■ **WHAT TO WORK ON**
Write out the entries below once more, exactly, with the pictures left out.

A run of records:
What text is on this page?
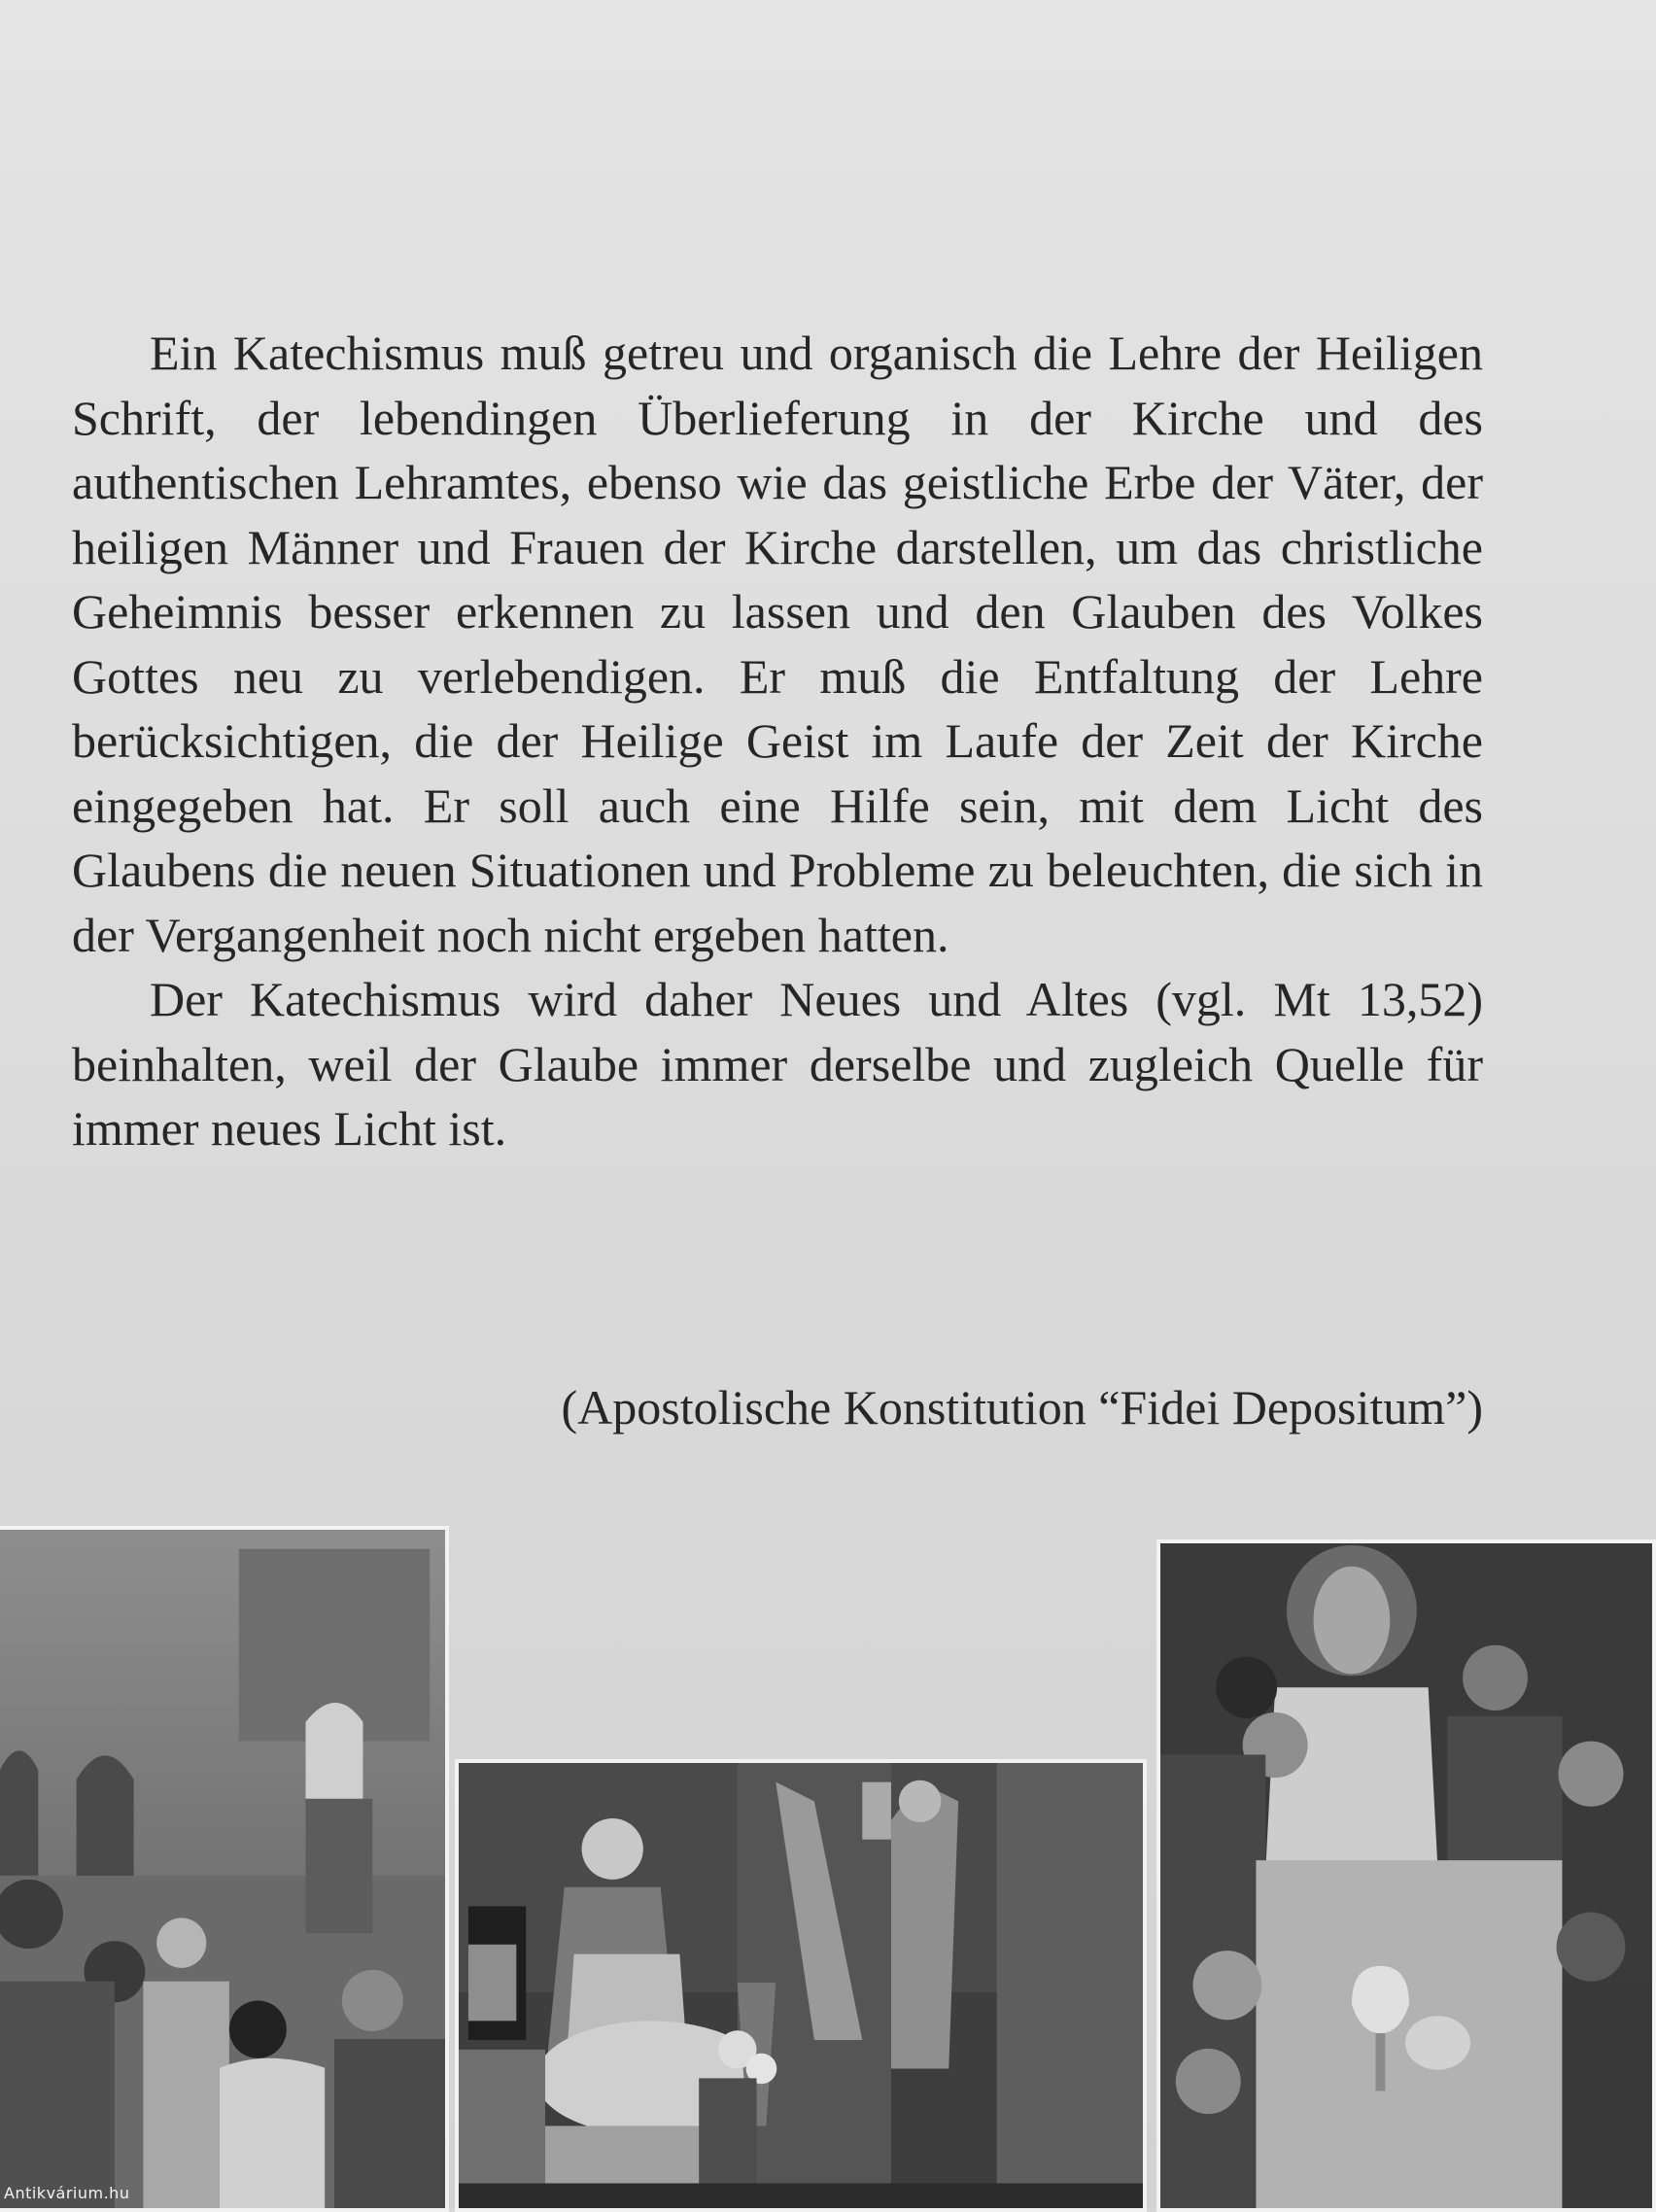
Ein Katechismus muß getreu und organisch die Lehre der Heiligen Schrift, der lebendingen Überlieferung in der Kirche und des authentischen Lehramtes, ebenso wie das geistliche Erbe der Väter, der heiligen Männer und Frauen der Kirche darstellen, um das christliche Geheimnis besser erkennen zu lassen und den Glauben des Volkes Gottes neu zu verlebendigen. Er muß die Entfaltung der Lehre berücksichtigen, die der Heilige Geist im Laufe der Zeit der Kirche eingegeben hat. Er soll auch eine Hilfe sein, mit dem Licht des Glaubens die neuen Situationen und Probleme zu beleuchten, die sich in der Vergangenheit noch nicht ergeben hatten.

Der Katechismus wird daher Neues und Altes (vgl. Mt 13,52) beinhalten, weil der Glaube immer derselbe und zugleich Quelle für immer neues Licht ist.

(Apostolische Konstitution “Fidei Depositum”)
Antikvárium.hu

■ **COMPLETE ANSWER**
What text is on this page?
Ein Katechismus muß getreu und organisch die Lehre der Heiligen Schrift, der lebendingen Überlieferung in der Kirche und des authentischen Lehramtes, ebenso wie das geistliche Erbe der Väter, der heiligen Männer und Frauen der Kirche darstellen, um das christliche Geheimnis besser erkennen zu lassen und den Glauben des Volkes Gottes neu zu verlebendigen. Er muß die Entfaltung der Lehre berücksichtigen, die der Heilige Geist im Laufe der Zeit der Kirche eingegeben hat. Er soll auch eine Hilfe sein, mit dem Licht des Glaubens die neuen Situationen und Probleme zu beleuchten, die sich in der Vergangenheit noch nicht ergeben hatten.

Der Katechismus wird daher Neues und Altes (vgl. Mt 13,52) beinhalten, weil der Glaube immer derselbe und zugleich Quelle für immer neues Licht ist.

(Apostolische Konstitution “Fidei Depositum”)
Antikvárium.hu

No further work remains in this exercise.